§ **OBJECTIVE**
Reproduce the records below in their entirety, character for character.

+++ GIVEN ENTRIES +++

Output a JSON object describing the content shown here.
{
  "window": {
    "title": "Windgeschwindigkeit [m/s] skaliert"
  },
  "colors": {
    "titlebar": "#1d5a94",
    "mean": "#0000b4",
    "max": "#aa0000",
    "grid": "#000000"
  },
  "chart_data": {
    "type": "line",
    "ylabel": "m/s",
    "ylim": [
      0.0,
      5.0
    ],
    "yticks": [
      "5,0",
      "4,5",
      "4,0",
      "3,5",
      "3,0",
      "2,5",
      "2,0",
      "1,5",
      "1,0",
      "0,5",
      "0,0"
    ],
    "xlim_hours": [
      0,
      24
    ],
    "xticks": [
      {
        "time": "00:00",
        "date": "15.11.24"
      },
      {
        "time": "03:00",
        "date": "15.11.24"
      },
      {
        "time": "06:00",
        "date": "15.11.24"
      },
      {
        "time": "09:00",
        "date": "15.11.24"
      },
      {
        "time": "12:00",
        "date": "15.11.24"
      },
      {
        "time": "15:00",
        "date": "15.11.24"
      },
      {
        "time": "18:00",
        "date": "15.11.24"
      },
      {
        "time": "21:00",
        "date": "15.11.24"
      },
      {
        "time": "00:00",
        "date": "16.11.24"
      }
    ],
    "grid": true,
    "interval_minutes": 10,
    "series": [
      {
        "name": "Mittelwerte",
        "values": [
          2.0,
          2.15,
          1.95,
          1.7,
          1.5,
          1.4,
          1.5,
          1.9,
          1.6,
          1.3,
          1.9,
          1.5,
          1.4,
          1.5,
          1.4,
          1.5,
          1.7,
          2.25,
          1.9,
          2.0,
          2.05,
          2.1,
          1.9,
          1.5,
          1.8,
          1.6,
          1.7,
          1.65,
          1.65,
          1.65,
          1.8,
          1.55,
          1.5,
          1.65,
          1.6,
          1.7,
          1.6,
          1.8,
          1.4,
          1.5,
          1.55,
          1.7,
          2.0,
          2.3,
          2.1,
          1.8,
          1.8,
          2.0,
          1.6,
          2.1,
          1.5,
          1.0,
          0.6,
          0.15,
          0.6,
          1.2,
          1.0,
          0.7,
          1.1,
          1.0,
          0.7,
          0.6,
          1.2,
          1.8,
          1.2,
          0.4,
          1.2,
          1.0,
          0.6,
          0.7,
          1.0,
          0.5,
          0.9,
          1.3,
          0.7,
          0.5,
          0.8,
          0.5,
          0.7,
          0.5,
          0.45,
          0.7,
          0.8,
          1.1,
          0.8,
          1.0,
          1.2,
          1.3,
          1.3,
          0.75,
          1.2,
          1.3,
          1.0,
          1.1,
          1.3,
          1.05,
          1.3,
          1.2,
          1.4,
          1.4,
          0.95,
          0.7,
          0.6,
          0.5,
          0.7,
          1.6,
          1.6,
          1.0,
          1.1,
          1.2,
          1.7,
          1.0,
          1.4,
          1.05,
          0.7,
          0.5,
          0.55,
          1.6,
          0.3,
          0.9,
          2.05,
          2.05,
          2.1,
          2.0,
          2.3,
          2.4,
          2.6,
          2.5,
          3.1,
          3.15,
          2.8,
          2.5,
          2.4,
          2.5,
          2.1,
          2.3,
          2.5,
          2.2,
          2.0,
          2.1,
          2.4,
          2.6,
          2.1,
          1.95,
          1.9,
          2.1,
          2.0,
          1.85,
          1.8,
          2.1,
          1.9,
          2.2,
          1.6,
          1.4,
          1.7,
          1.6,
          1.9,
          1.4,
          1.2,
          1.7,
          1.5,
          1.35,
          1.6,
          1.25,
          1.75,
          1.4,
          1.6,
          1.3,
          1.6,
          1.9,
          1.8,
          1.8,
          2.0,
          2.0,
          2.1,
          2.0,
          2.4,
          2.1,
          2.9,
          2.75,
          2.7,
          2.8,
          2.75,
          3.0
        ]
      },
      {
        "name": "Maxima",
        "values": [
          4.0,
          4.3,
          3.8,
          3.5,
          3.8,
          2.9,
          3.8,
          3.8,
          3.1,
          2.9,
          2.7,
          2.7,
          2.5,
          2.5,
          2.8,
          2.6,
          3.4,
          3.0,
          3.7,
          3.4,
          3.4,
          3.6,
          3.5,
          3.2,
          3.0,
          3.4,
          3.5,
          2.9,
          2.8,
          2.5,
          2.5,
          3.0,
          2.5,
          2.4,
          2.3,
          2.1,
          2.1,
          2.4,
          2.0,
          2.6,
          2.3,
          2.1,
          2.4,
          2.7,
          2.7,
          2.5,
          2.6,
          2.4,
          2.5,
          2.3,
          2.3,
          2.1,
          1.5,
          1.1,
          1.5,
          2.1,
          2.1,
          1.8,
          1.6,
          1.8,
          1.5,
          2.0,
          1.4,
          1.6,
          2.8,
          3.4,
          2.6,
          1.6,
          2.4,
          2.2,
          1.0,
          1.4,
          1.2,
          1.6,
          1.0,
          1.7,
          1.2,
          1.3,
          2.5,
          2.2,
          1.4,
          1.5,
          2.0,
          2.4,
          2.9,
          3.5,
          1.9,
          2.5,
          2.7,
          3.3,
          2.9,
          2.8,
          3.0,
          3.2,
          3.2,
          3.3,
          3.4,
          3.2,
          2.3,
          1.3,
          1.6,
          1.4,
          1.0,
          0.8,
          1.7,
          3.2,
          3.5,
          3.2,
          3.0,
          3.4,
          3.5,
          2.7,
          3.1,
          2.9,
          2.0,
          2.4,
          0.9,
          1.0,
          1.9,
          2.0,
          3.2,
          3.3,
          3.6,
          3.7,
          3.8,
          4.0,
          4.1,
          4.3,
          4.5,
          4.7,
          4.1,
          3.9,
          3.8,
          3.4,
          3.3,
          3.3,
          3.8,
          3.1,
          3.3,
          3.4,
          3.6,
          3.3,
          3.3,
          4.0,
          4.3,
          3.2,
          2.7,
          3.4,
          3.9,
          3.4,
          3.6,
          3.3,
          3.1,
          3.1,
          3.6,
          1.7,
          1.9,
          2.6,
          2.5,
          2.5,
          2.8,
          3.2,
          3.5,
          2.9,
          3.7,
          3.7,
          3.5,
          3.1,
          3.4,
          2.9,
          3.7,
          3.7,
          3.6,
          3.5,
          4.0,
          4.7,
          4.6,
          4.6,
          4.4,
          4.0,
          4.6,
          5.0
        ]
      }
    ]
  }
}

+++

§ **THE SOLUTION**
Output a JSON object describing the content shown here.
{
  "window": {
    "title": "Windgeschwindigkeit [m/s] skaliert"
  },
  "colors": {
    "titlebar": "#1d5a94",
    "mean": "#0000b4",
    "max": "#aa0000",
    "grid": "#000000"
  },
  "chart_data": {
    "type": "line",
    "ylabel": "m/s",
    "ylim": [
      0.0,
      5.0
    ],
    "yticks": [
      "5,0",
      "4,5",
      "4,0",
      "3,5",
      "3,0",
      "2,5",
      "2,0",
      "1,5",
      "1,0",
      "0,5",
      "0,0"
    ],
    "xlim_hours": [
      0,
      24
    ],
    "xticks": [
      {
        "time": "00:00",
        "date": "15.11.24"
      },
      {
        "time": "03:00",
        "date": "15.11.24"
      },
      {
        "time": "06:00",
        "date": "15.11.24"
      },
      {
        "time": "09:00",
        "date": "15.11.24"
      },
      {
        "time": "12:00",
        "date": "15.11.24"
      },
      {
        "time": "15:00",
        "date": "15.11.24"
      },
      {
        "time": "18:00",
        "date": "15.11.24"
      },
      {
        "time": "21:00",
        "date": "15.11.24"
      },
      {
        "time": "00:00",
        "date": "16.11.24"
      }
    ],
    "grid": true,
    "interval_minutes": 10,
    "series": [
      {
        "name": "Mittelwerte",
        "values": [
          2.0,
          2.15,
          1.95,
          1.7,
          1.5,
          1.4,
          1.5,
          1.9,
          1.6,
          1.3,
          1.9,
          1.5,
          1.4,
          1.5,
          1.4,
          1.5,
          1.7,
          2.25,
          1.9,
          2.0,
          2.05,
          2.1,
          1.9,
          1.5,
          1.8,
          1.6,
          1.7,
          1.65,
          1.65,
          1.65,
          1.8,
          1.55,
          1.5,
          1.65,
          1.6,
          1.7,
          1.6,
          1.8,
          1.4,
          1.5,
          1.55,
          1.7,
          2.0,
          2.3,
          2.1,
          1.8,
          1.8,
          2.0,
          1.6,
          2.1,
          1.5,
          1.0,
          0.6,
          0.15,
          0.6,
          1.2,
          1.0,
          0.7,
          1.1,
          1.0,
          0.7,
          0.6,
          1.2,
          1.8,
          1.2,
          0.4,
          1.2,
          1.0,
          0.6,
          0.7,
          1.0,
          0.5,
          0.9,
          1.3,
          0.7,
          0.5,
          0.8,
          0.5,
          0.7,
          0.5,
          0.45,
          0.7,
          0.8,
          1.1,
          0.8,
          1.0,
          1.2,
          1.3,
          1.3,
          0.75,
          1.2,
          1.3,
          1.0,
          1.1,
          1.3,
          1.05,
          1.3,
          1.2,
          1.4,
          1.4,
          0.95,
          0.7,
          0.6,
          0.5,
          0.7,
          1.6,
          1.6,
          1.0,
          1.1,
          1.2,
          1.7,
          1.0,
          1.4,
          1.05,
          0.7,
          0.5,
          0.55,
          1.6,
          0.3,
          0.9,
          2.05,
          2.05,
          2.1,
          2.0,
          2.3,
          2.4,
          2.6,
          2.5,
          3.1,
          3.15,
          2.8,
          2.5,
          2.4,
          2.5,
          2.1,
          2.3,
          2.5,
          2.2,
          2.0,
          2.1,
          2.4,
          2.6,
          2.1,
          1.95,
          1.9,
          2.1,
          2.0,
          1.85,
          1.8,
          2.1,
          1.9,
          2.2,
          1.6,
          1.4,
          1.7,
          1.6,
          1.9,
          1.4,
          1.2,
          1.7,
          1.5,
          1.35,
          1.6,
          1.25,
          1.75,
          1.4,
          1.6,
          1.3,
          1.6,
          1.9,
          1.8,
          1.8,
          2.0,
          2.0,
          2.1,
          2.0,
          2.4,
          2.1,
          2.9,
          2.75,
          2.7,
          2.8,
          2.75,
          3.0
        ]
      },
      {
        "name": "Maxima",
        "values": [
          4.0,
          4.3,
          3.8,
          3.5,
          3.8,
          2.9,
          3.8,
          3.8,
          3.1,
          2.9,
          2.7,
          2.7,
          2.5,
          2.5,
          2.8,
          2.6,
          3.4,
          3.0,
          3.7,
          3.4,
          3.4,
          3.6,
          3.5,
          3.2,
          3.0,
          3.4,
          3.5,
          2.9,
          2.8,
          2.5,
          2.5,
          3.0,
          2.5,
          2.4,
          2.3,
          2.1,
          2.1,
          2.4,
          2.0,
          2.6,
          2.3,
          2.1,
          2.4,
          2.7,
          2.7,
          2.5,
          2.6,
          2.4,
          2.5,
          2.3,
          2.3,
          2.1,
          1.5,
          1.1,
          1.5,
          2.1,
          2.1,
          1.8,
          1.6,
          1.8,
          1.5,
          2.0,
          1.4,
          1.6,
          2.8,
          3.4,
          2.6,
          1.6,
          2.4,
          2.2,
          1.0,
          1.4,
          1.2,
          1.6,
          1.0,
          1.7,
          1.2,
          1.3,
          2.5,
          2.2,
          1.4,
          1.5,
          2.0,
          2.4,
          2.9,
          3.5,
          1.9,
          2.5,
          2.7,
          3.3,
          2.9,
          2.8,
          3.0,
          3.2,
          3.2,
          3.3,
          3.4,
          3.2,
          2.3,
          1.3,
          1.6,
          1.4,
          1.0,
          0.8,
          1.7,
          3.2,
          3.5,
          3.2,
          3.0,
          3.4,
          3.5,
          2.7,
          3.1,
          2.9,
          2.0,
          2.4,
          0.9,
          1.0,
          1.9,
          2.0,
          3.2,
          3.3,
          3.6,
          3.7,
          3.8,
          4.0,
          4.1,
          4.3,
          4.5,
          4.7,
          4.1,
          3.9,
          3.8,
          3.4,
          3.3,
          3.3,
          3.8,
          3.1,
          3.3,
          3.4,
          3.6,
          3.3,
          3.3,
          4.0,
          4.3,
          3.2,
          2.7,
          3.4,
          3.9,
          3.4,
          3.6,
          3.3,
          3.1,
          3.1,
          3.6,
          1.7,
          1.9,
          2.6,
          2.5,
          2.5,
          2.8,
          3.2,
          3.5,
          2.9,
          3.7,
          3.7,
          3.5,
          3.1,
          3.4,
          2.9,
          3.7,
          3.7,
          3.6,
          3.5,
          4.0,
          4.7,
          4.6,
          4.6,
          4.4,
          4.0,
          4.6,
          5.0
        ]
      }
    ]
  }
}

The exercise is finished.